# YOUR TASK
All of the material below is to be repeated exactly.
### RECORDS SHOWN ###
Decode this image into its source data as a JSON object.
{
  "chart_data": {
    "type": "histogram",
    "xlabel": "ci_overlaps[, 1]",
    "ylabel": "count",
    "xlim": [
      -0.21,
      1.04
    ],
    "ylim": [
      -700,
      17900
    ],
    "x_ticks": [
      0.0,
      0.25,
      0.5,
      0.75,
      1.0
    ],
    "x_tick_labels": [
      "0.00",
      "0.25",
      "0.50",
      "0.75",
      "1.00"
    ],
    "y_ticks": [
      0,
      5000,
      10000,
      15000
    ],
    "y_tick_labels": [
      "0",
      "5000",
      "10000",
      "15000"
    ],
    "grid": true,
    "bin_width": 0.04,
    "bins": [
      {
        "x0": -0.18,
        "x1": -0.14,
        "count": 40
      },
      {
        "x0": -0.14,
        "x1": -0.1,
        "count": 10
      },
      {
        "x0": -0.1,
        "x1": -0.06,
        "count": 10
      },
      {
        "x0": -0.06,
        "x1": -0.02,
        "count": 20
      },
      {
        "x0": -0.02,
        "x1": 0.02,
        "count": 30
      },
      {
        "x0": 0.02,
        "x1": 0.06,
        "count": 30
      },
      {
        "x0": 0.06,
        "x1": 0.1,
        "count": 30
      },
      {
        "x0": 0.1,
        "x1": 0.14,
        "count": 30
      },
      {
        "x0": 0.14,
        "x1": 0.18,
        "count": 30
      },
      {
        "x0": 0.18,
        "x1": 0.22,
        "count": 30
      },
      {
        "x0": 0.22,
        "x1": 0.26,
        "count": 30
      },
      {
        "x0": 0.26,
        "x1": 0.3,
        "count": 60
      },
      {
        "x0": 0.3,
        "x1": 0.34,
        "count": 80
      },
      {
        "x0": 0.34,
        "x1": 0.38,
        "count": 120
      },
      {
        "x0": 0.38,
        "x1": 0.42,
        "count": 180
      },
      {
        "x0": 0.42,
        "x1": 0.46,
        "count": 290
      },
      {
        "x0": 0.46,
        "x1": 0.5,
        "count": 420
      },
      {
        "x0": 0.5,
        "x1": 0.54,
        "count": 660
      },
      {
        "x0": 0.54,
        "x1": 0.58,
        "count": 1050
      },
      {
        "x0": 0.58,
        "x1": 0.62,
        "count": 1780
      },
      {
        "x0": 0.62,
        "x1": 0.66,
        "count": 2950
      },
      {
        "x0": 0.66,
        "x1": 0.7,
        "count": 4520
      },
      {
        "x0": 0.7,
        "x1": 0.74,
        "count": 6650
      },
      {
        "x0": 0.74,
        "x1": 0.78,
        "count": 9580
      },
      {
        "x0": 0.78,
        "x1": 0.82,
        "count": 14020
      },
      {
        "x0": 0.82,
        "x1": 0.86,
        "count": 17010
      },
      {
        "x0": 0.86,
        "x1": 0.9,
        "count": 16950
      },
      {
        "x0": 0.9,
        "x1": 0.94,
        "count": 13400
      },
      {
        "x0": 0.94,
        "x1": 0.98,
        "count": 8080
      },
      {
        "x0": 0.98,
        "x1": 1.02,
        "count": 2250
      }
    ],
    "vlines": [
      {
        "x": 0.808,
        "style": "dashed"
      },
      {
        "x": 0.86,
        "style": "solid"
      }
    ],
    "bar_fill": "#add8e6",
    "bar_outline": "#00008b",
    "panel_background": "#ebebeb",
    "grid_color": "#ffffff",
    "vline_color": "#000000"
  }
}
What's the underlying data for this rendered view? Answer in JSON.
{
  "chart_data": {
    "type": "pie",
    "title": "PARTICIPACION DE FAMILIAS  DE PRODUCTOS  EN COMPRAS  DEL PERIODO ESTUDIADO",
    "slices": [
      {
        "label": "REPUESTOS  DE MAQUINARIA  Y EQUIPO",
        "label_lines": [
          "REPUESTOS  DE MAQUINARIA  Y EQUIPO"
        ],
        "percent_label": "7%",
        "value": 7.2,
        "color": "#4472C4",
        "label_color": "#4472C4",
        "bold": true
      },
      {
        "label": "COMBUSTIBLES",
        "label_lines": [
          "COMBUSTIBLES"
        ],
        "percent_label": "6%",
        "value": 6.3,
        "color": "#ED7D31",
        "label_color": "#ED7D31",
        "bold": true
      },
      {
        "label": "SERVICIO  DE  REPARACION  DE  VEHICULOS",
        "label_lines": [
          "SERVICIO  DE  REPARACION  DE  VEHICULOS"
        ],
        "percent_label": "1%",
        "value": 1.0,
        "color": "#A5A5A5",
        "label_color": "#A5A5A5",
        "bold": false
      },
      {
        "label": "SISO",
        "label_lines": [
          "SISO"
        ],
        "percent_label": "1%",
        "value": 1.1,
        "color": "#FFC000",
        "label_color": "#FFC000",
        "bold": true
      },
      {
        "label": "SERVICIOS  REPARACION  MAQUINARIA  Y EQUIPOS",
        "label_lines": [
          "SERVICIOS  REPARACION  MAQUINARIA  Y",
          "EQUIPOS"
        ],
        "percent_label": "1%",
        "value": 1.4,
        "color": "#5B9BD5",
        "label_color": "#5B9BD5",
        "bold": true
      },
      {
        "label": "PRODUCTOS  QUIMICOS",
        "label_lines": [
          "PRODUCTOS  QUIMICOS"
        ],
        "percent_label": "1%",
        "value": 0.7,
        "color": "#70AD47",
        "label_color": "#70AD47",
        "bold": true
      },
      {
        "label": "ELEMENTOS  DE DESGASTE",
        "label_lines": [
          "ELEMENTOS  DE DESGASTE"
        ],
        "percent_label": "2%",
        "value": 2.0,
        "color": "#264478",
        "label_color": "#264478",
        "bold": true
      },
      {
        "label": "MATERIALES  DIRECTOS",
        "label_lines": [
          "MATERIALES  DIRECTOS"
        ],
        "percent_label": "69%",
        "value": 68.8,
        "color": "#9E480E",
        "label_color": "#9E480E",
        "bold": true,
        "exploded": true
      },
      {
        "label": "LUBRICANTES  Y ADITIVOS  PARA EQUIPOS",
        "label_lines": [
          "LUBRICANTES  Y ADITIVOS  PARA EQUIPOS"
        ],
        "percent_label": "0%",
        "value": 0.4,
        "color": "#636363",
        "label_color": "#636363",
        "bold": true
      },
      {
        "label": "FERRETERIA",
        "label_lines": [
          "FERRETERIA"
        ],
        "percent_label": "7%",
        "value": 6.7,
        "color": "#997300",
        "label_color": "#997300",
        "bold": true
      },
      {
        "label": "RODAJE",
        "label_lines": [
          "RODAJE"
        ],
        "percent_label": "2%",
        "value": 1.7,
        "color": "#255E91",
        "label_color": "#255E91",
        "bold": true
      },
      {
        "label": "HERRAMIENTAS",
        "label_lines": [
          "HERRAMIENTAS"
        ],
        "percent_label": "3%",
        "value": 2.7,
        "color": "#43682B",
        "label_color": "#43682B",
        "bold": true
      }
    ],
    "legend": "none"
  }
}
###
# ANSWER TO THIS PROBLEM
Decode this image into its source data as a JSON object.
{
  "chart_data": {
    "type": "histogram",
    "xlabel": "ci_overlaps[, 1]",
    "ylabel": "count",
    "xlim": [
      -0.21,
      1.04
    ],
    "ylim": [
      -700,
      17900
    ],
    "x_ticks": [
      0.0,
      0.25,
      0.5,
      0.75,
      1.0
    ],
    "x_tick_labels": [
      "0.00",
      "0.25",
      "0.50",
      "0.75",
      "1.00"
    ],
    "y_ticks": [
      0,
      5000,
      10000,
      15000
    ],
    "y_tick_labels": [
      "0",
      "5000",
      "10000",
      "15000"
    ],
    "grid": true,
    "bin_width": 0.04,
    "bins": [
      {
        "x0": -0.18,
        "x1": -0.14,
        "count": 40
      },
      {
        "x0": -0.14,
        "x1": -0.1,
        "count": 10
      },
      {
        "x0": -0.1,
        "x1": -0.06,
        "count": 10
      },
      {
        "x0": -0.06,
        "x1": -0.02,
        "count": 20
      },
      {
        "x0": -0.02,
        "x1": 0.02,
        "count": 30
      },
      {
        "x0": 0.02,
        "x1": 0.06,
        "count": 30
      },
      {
        "x0": 0.06,
        "x1": 0.1,
        "count": 30
      },
      {
        "x0": 0.1,
        "x1": 0.14,
        "count": 30
      },
      {
        "x0": 0.14,
        "x1": 0.18,
        "count": 30
      },
      {
        "x0": 0.18,
        "x1": 0.22,
        "count": 30
      },
      {
        "x0": 0.22,
        "x1": 0.26,
        "count": 30
      },
      {
        "x0": 0.26,
        "x1": 0.3,
        "count": 60
      },
      {
        "x0": 0.3,
        "x1": 0.34,
        "count": 80
      },
      {
        "x0": 0.34,
        "x1": 0.38,
        "count": 120
      },
      {
        "x0": 0.38,
        "x1": 0.42,
        "count": 180
      },
      {
        "x0": 0.42,
        "x1": 0.46,
        "count": 290
      },
      {
        "x0": 0.46,
        "x1": 0.5,
        "count": 420
      },
      {
        "x0": 0.5,
        "x1": 0.54,
        "count": 660
      },
      {
        "x0": 0.54,
        "x1": 0.58,
        "count": 1050
      },
      {
        "x0": 0.58,
        "x1": 0.62,
        "count": 1780
      },
      {
        "x0": 0.62,
        "x1": 0.66,
        "count": 2950
      },
      {
        "x0": 0.66,
        "x1": 0.7,
        "count": 4520
      },
      {
        "x0": 0.7,
        "x1": 0.74,
        "count": 6650
      },
      {
        "x0": 0.74,
        "x1": 0.78,
        "count": 9580
      },
      {
        "x0": 0.78,
        "x1": 0.82,
        "count": 14020
      },
      {
        "x0": 0.82,
        "x1": 0.86,
        "count": 17010
      },
      {
        "x0": 0.86,
        "x1": 0.9,
        "count": 16950
      },
      {
        "x0": 0.9,
        "x1": 0.94,
        "count": 13400
      },
      {
        "x0": 0.94,
        "x1": 0.98,
        "count": 8080
      },
      {
        "x0": 0.98,
        "x1": 1.02,
        "count": 2250
      }
    ],
    "vlines": [
      {
        "x": 0.808,
        "style": "dashed"
      },
      {
        "x": 0.86,
        "style": "solid"
      }
    ],
    "bar_fill": "#add8e6",
    "bar_outline": "#00008b",
    "panel_background": "#ebebeb",
    "grid_color": "#ffffff",
    "vline_color": "#000000"
  }
}
What's the underlying data for this rendered view? Answer in JSON.
{
  "chart_data": {
    "type": "pie",
    "title": "PARTICIPACION DE FAMILIAS  DE PRODUCTOS  EN COMPRAS  DEL PERIODO ESTUDIADO",
    "slices": [
      {
        "label": "REPUESTOS  DE MAQUINARIA  Y EQUIPO",
        "label_lines": [
          "REPUESTOS  DE MAQUINARIA  Y EQUIPO"
        ],
        "percent_label": "7%",
        "value": 7.2,
        "color": "#4472C4",
        "label_color": "#4472C4",
        "bold": true
      },
      {
        "label": "COMBUSTIBLES",
        "label_lines": [
          "COMBUSTIBLES"
        ],
        "percent_label": "6%",
        "value": 6.3,
        "color": "#ED7D31",
        "label_color": "#ED7D31",
        "bold": true
      },
      {
        "label": "SERVICIO  DE  REPARACION  DE  VEHICULOS",
        "label_lines": [
          "SERVICIO  DE  REPARACION  DE  VEHICULOS"
        ],
        "percent_label": "1%",
        "value": 1.0,
        "color": "#A5A5A5",
        "label_color": "#A5A5A5",
        "bold": false
      },
      {
        "label": "SISO",
        "label_lines": [
          "SISO"
        ],
        "percent_label": "1%",
        "value": 1.1,
        "color": "#FFC000",
        "label_color": "#FFC000",
        "bold": true
      },
      {
        "label": "SERVICIOS  REPARACION  MAQUINARIA  Y EQUIPOS",
        "label_lines": [
          "SERVICIOS  REPARACION  MAQUINARIA  Y",
          "EQUIPOS"
        ],
        "percent_label": "1%",
        "value": 1.4,
        "color": "#5B9BD5",
        "label_color": "#5B9BD5",
        "bold": true
      },
      {
        "label": "PRODUCTOS  QUIMICOS",
        "label_lines": [
          "PRODUCTOS  QUIMICOS"
        ],
        "percent_label": "1%",
        "value": 0.7,
        "color": "#70AD47",
        "label_color": "#70AD47",
        "bold": true
      },
      {
        "label": "ELEMENTOS  DE DESGASTE",
        "label_lines": [
          "ELEMENTOS  DE DESGASTE"
        ],
        "percent_label": "2%",
        "value": 2.0,
        "color": "#264478",
        "label_color": "#264478",
        "bold": true
      },
      {
        "label": "MATERIALES  DIRECTOS",
        "label_lines": [
          "MATERIALES  DIRECTOS"
        ],
        "percent_label": "69%",
        "value": 68.8,
        "color": "#9E480E",
        "label_color": "#9E480E",
        "bold": true,
        "exploded": true
      },
      {
        "label": "LUBRICANTES  Y ADITIVOS  PARA EQUIPOS",
        "label_lines": [
          "LUBRICANTES  Y ADITIVOS  PARA EQUIPOS"
        ],
        "percent_label": "0%",
        "value": 0.4,
        "color": "#636363",
        "label_color": "#636363",
        "bold": true
      },
      {
        "label": "FERRETERIA",
        "label_lines": [
          "FERRETERIA"
        ],
        "percent_label": "7%",
        "value": 6.7,
        "color": "#997300",
        "label_color": "#997300",
        "bold": true
      },
      {
        "label": "RODAJE",
        "label_lines": [
          "RODAJE"
        ],
        "percent_label": "2%",
        "value": 1.7,
        "color": "#255E91",
        "label_color": "#255E91",
        "bold": true
      },
      {
        "label": "HERRAMIENTAS",
        "label_lines": [
          "HERRAMIENTAS"
        ],
        "percent_label": "3%",
        "value": 2.7,
        "color": "#43682B",
        "label_color": "#43682B",
        "bold": true
      }
    ],
    "legend": "none"
  }
}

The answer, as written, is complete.